___ Dataset extract ___

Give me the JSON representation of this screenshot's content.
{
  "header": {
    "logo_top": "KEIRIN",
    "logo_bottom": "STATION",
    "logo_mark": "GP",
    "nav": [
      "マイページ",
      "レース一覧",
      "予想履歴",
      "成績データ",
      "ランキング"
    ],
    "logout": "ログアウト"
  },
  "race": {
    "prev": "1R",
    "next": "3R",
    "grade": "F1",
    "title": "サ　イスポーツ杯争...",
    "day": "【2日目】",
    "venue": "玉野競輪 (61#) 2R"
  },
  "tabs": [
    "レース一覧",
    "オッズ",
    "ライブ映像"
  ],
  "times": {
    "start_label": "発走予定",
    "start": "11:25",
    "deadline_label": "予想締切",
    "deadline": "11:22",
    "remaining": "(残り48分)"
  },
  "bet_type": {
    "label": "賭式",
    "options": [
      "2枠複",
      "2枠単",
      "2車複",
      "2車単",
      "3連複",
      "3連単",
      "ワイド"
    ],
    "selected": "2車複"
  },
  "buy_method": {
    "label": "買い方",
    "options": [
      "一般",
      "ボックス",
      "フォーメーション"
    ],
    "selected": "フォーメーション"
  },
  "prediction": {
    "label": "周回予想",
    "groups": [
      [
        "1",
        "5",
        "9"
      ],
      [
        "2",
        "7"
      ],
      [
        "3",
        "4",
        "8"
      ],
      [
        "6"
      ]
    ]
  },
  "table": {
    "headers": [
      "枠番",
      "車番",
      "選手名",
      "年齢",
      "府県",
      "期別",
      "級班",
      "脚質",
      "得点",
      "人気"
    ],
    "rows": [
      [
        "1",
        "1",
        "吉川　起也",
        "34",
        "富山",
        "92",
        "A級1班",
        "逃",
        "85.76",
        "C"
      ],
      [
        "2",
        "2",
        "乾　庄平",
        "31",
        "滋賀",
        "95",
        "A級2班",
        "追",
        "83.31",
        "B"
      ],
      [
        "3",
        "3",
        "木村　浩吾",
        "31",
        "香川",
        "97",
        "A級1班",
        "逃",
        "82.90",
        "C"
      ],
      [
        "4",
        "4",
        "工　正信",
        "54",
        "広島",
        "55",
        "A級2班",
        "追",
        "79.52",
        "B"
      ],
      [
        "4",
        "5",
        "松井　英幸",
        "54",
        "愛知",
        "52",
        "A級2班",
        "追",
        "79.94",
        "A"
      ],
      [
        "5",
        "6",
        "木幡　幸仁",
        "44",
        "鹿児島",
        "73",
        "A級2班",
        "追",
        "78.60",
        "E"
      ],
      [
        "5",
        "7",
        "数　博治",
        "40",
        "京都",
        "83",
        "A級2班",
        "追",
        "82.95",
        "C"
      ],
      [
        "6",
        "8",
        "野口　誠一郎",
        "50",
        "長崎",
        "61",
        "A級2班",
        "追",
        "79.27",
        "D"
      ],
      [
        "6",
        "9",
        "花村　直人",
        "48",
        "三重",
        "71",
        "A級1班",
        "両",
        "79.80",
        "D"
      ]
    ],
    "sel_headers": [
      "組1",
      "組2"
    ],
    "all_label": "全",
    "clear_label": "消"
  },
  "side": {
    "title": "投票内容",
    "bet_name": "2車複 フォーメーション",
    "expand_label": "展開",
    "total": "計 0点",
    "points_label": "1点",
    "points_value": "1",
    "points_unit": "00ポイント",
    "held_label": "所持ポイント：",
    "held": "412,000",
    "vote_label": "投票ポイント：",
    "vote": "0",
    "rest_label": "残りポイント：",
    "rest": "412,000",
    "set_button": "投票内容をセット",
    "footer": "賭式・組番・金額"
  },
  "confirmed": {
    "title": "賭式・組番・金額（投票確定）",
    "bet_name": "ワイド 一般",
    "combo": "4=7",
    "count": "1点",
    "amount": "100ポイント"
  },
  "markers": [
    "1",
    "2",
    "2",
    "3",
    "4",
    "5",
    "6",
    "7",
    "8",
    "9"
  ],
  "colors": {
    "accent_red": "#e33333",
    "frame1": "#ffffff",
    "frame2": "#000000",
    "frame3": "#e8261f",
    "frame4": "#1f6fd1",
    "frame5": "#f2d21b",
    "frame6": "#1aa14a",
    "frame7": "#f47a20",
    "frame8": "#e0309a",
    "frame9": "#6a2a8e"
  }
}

___

**Written task**: Exact output of every entry is required.

**Written solution**:
Give me the JSON representation of this screenshot's content.
{
  "header": {
    "logo_top": "KEIRIN",
    "logo_bottom": "STATION",
    "logo_mark": "GP",
    "nav": [
      "マイページ",
      "レース一覧",
      "予想履歴",
      "成績データ",
      "ランキング"
    ],
    "logout": "ログアウト"
  },
  "race": {
    "prev": "1R",
    "next": "3R",
    "grade": "F1",
    "title": "サ　イスポーツ杯争...",
    "day": "【2日目】",
    "venue": "玉野競輪 (61#) 2R"
  },
  "tabs": [
    "レース一覧",
    "オッズ",
    "ライブ映像"
  ],
  "times": {
    "start_label": "発走予定",
    "start": "11:25",
    "deadline_label": "予想締切",
    "deadline": "11:22",
    "remaining": "(残り48分)"
  },
  "bet_type": {
    "label": "賭式",
    "options": [
      "2枠複",
      "2枠単",
      "2車複",
      "2車単",
      "3連複",
      "3連単",
      "ワイド"
    ],
    "selected": "2車複"
  },
  "buy_method": {
    "label": "買い方",
    "options": [
      "一般",
      "ボックス",
      "フォーメーション"
    ],
    "selected": "フォーメーション"
  },
  "prediction": {
    "label": "周回予想",
    "groups": [
      [
        "1",
        "5",
        "9"
      ],
      [
        "2",
        "7"
      ],
      [
        "3",
        "4",
        "8"
      ],
      [
        "6"
      ]
    ]
  },
  "table": {
    "headers": [
      "枠番",
      "車番",
      "選手名",
      "年齢",
      "府県",
      "期別",
      "級班",
      "脚質",
      "得点",
      "人気"
    ],
    "rows": [
      [
        "1",
        "1",
        "吉川　起也",
        "34",
        "富山",
        "92",
        "A級1班",
        "逃",
        "85.76",
        "C"
      ],
      [
        "2",
        "2",
        "乾　庄平",
        "31",
        "滋賀",
        "95",
        "A級2班",
        "追",
        "83.31",
        "B"
      ],
      [
        "3",
        "3",
        "木村　浩吾",
        "31",
        "香川",
        "97",
        "A級1班",
        "逃",
        "82.90",
        "C"
      ],
      [
        "4",
        "4",
        "工　正信",
        "54",
        "広島",
        "55",
        "A級2班",
        "追",
        "79.52",
        "B"
      ],
      [
        "4",
        "5",
        "松井　英幸",
        "54",
        "愛知",
        "52",
        "A級2班",
        "追",
        "79.94",
        "A"
      ],
      [
        "5",
        "6",
        "木幡　幸仁",
        "44",
        "鹿児島",
        "73",
        "A級2班",
        "追",
        "78.60",
        "E"
      ],
      [
        "5",
        "7",
        "数　博治",
        "40",
        "京都",
        "83",
        "A級2班",
        "追",
        "82.95",
        "C"
      ],
      [
        "6",
        "8",
        "野口　誠一郎",
        "50",
        "長崎",
        "61",
        "A級2班",
        "追",
        "79.27",
        "D"
      ],
      [
        "6",
        "9",
        "花村　直人",
        "48",
        "三重",
        "71",
        "A級1班",
        "両",
        "79.80",
        "D"
      ]
    ],
    "sel_headers": [
      "組1",
      "組2"
    ],
    "all_label": "全",
    "clear_label": "消"
  },
  "side": {
    "title": "投票内容",
    "bet_name": "2車複 フォーメーション",
    "expand_label": "展開",
    "total": "計 0点",
    "points_label": "1点",
    "points_value": "1",
    "points_unit": "00ポイント",
    "held_label": "所持ポイント：",
    "held": "412,000",
    "vote_label": "投票ポイント：",
    "vote": "0",
    "rest_label": "残りポイント：",
    "rest": "412,000",
    "set_button": "投票内容をセット",
    "footer": "賭式・組番・金額"
  },
  "confirmed": {
    "title": "賭式・組番・金額（投票確定）",
    "bet_name": "ワイド 一般",
    "combo": "4=7",
    "count": "1点",
    "amount": "100ポイント"
  },
  "markers": [
    "1",
    "2",
    "2",
    "3",
    "4",
    "5",
    "6",
    "7",
    "8",
    "9"
  ],
  "colors": {
    "accent_red": "#e33333",
    "frame1": "#ffffff",
    "frame2": "#000000",
    "frame3": "#e8261f",
    "frame4": "#1f6fd1",
    "frame5": "#f2d21b",
    "frame6": "#1aa14a",
    "frame7": "#f47a20",
    "frame8": "#e0309a",
    "frame9": "#6a2a8e"
  }
}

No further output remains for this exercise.